Exercise brief:
The records are to be restated in their entirety, word for word.

Extracted records:

#####

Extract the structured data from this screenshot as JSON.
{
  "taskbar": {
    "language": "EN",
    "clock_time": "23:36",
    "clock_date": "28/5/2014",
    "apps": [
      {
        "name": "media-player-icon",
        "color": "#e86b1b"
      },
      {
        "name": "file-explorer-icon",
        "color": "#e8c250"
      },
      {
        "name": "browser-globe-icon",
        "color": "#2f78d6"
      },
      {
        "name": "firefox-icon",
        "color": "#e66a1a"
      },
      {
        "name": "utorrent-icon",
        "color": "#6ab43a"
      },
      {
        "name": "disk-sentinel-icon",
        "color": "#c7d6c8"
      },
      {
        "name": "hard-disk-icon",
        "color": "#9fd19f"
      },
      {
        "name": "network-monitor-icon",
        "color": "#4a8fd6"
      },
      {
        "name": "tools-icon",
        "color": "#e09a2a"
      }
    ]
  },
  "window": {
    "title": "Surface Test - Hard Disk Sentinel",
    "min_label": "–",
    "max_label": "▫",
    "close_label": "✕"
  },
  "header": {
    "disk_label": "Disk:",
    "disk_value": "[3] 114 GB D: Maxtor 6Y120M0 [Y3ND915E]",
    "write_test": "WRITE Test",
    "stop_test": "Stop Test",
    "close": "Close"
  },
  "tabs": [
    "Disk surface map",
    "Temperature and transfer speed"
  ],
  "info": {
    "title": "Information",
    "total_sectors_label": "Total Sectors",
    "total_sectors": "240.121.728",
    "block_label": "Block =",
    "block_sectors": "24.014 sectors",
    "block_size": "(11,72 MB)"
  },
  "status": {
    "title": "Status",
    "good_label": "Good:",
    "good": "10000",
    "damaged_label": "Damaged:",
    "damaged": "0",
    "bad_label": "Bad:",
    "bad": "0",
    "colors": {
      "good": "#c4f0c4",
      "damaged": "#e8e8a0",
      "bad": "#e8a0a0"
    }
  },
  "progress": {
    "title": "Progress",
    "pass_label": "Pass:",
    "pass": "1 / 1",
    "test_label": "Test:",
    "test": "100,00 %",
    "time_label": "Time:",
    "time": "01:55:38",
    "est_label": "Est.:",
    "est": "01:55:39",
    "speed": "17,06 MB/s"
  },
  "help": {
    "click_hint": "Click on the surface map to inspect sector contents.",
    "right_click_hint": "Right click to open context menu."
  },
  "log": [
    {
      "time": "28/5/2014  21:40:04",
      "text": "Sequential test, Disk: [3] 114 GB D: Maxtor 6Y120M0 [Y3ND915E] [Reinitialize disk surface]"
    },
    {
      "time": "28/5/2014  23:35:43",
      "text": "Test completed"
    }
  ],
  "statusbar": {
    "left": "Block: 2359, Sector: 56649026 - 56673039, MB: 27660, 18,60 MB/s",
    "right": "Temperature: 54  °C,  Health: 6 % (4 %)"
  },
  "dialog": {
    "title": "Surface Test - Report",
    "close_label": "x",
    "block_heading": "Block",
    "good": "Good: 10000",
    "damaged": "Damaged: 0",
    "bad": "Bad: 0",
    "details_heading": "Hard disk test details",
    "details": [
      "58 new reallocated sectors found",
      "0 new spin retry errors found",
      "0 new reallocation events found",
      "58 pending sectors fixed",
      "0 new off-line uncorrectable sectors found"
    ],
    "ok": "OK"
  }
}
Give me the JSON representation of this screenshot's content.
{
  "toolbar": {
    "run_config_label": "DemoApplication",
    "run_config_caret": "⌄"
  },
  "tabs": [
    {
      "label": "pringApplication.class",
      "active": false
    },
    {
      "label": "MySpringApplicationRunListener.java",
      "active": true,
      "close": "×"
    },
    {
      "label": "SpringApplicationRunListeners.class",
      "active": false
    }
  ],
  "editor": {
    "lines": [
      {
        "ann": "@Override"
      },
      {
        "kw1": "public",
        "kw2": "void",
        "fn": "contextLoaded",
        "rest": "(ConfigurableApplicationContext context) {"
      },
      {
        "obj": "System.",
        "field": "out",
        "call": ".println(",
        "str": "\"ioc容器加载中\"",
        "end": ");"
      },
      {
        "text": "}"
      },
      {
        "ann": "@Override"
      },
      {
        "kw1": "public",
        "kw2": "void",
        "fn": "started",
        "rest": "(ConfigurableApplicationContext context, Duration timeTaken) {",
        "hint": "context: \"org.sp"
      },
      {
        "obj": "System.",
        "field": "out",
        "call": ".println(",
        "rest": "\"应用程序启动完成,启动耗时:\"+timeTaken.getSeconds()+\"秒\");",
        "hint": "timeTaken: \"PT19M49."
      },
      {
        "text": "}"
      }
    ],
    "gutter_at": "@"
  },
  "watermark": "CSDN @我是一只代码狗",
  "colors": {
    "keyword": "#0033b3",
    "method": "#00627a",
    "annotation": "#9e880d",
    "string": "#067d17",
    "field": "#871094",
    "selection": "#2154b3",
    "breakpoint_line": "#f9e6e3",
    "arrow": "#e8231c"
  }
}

#####

Finished exercise:
Extract the structured data from this screenshot as JSON.
{
  "taskbar": {
    "language": "EN",
    "clock_time": "23:36",
    "clock_date": "28/5/2014",
    "apps": [
      {
        "name": "media-player-icon",
        "color": "#e86b1b"
      },
      {
        "name": "file-explorer-icon",
        "color": "#e8c250"
      },
      {
        "name": "browser-globe-icon",
        "color": "#2f78d6"
      },
      {
        "name": "firefox-icon",
        "color": "#e66a1a"
      },
      {
        "name": "utorrent-icon",
        "color": "#6ab43a"
      },
      {
        "name": "disk-sentinel-icon",
        "color": "#c7d6c8"
      },
      {
        "name": "hard-disk-icon",
        "color": "#9fd19f"
      },
      {
        "name": "network-monitor-icon",
        "color": "#4a8fd6"
      },
      {
        "name": "tools-icon",
        "color": "#e09a2a"
      }
    ]
  },
  "window": {
    "title": "Surface Test - Hard Disk Sentinel",
    "min_label": "–",
    "max_label": "▫",
    "close_label": "✕"
  },
  "header": {
    "disk_label": "Disk:",
    "disk_value": "[3] 114 GB D: Maxtor 6Y120M0 [Y3ND915E]",
    "write_test": "WRITE Test",
    "stop_test": "Stop Test",
    "close": "Close"
  },
  "tabs": [
    "Disk surface map",
    "Temperature and transfer speed"
  ],
  "info": {
    "title": "Information",
    "total_sectors_label": "Total Sectors",
    "total_sectors": "240.121.728",
    "block_label": "Block =",
    "block_sectors": "24.014 sectors",
    "block_size": "(11,72 MB)"
  },
  "status": {
    "title": "Status",
    "good_label": "Good:",
    "good": "10000",
    "damaged_label": "Damaged:",
    "damaged": "0",
    "bad_label": "Bad:",
    "bad": "0",
    "colors": {
      "good": "#c4f0c4",
      "damaged": "#e8e8a0",
      "bad": "#e8a0a0"
    }
  },
  "progress": {
    "title": "Progress",
    "pass_label": "Pass:",
    "pass": "1 / 1",
    "test_label": "Test:",
    "test": "100,00 %",
    "time_label": "Time:",
    "time": "01:55:38",
    "est_label": "Est.:",
    "est": "01:55:39",
    "speed": "17,06 MB/s"
  },
  "help": {
    "click_hint": "Click on the surface map to inspect sector contents.",
    "right_click_hint": "Right click to open context menu."
  },
  "log": [
    {
      "time": "28/5/2014  21:40:04",
      "text": "Sequential test, Disk: [3] 114 GB D: Maxtor 6Y120M0 [Y3ND915E] [Reinitialize disk surface]"
    },
    {
      "time": "28/5/2014  23:35:43",
      "text": "Test completed"
    }
  ],
  "statusbar": {
    "left": "Block: 2359, Sector: 56649026 - 56673039, MB: 27660, 18,60 MB/s",
    "right": "Temperature: 54  °C,  Health: 6 % (4 %)"
  },
  "dialog": {
    "title": "Surface Test - Report",
    "close_label": "x",
    "block_heading": "Block",
    "good": "Good: 10000",
    "damaged": "Damaged: 0",
    "bad": "Bad: 0",
    "details_heading": "Hard disk test details",
    "details": [
      "58 new reallocated sectors found",
      "0 new spin retry errors found",
      "0 new reallocation events found",
      "58 pending sectors fixed",
      "0 new off-line uncorrectable sectors found"
    ],
    "ok": "OK"
  }
}
Give me the JSON representation of this screenshot's content.
{
  "toolbar": {
    "run_config_label": "DemoApplication",
    "run_config_caret": "⌄"
  },
  "tabs": [
    {
      "label": "pringApplication.class",
      "active": false
    },
    {
      "label": "MySpringApplicationRunListener.java",
      "active": true,
      "close": "×"
    },
    {
      "label": "SpringApplicationRunListeners.class",
      "active": false
    }
  ],
  "editor": {
    "lines": [
      {
        "ann": "@Override"
      },
      {
        "kw1": "public",
        "kw2": "void",
        "fn": "contextLoaded",
        "rest": "(ConfigurableApplicationContext context) {"
      },
      {
        "obj": "System.",
        "field": "out",
        "call": ".println(",
        "str": "\"ioc容器加载中\"",
        "end": ");"
      },
      {
        "text": "}"
      },
      {
        "ann": "@Override"
      },
      {
        "kw1": "public",
        "kw2": "void",
        "fn": "started",
        "rest": "(ConfigurableApplicationContext context, Duration timeTaken) {",
        "hint": "context: \"org.sp"
      },
      {
        "obj": "System.",
        "field": "out",
        "call": ".println(",
        "rest": "\"应用程序启动完成,启动耗时:\"+timeTaken.getSeconds()+\"秒\");",
        "hint": "timeTaken: \"PT19M49."
      },
      {
        "text": "}"
      }
    ],
    "gutter_at": "@"
  },
  "watermark": "CSDN @我是一只代码狗",
  "colors": {
    "keyword": "#0033b3",
    "method": "#00627a",
    "annotation": "#9e880d",
    "string": "#067d17",
    "field": "#871094",
    "selection": "#2154b3",
    "breakpoint_line": "#f9e6e3",
    "arrow": "#e8231c"
  }
}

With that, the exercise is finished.